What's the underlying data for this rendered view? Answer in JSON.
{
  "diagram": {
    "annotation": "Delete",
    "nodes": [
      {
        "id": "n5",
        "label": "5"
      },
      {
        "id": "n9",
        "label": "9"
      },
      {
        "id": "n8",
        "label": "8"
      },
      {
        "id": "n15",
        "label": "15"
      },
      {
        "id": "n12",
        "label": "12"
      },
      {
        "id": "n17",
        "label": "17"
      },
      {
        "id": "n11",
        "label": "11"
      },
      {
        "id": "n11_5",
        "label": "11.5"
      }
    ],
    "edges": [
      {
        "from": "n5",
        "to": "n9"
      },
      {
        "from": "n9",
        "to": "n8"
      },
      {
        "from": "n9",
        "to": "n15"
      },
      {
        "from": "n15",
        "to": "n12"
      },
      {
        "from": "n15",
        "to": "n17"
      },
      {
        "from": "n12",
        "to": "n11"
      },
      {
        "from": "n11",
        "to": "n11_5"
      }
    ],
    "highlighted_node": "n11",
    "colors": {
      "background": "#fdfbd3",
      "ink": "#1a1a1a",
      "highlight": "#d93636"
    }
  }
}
● ● ● ●
What to produce:
Check each line of the records for the word "label" and extract those that contain it.

Full output:
        "label": "5"
        "label": "9"
        "label": "8"
        "label": "15"
        "label": "12"
        "label": "17"
        "label": "11"
        "label": "11.5"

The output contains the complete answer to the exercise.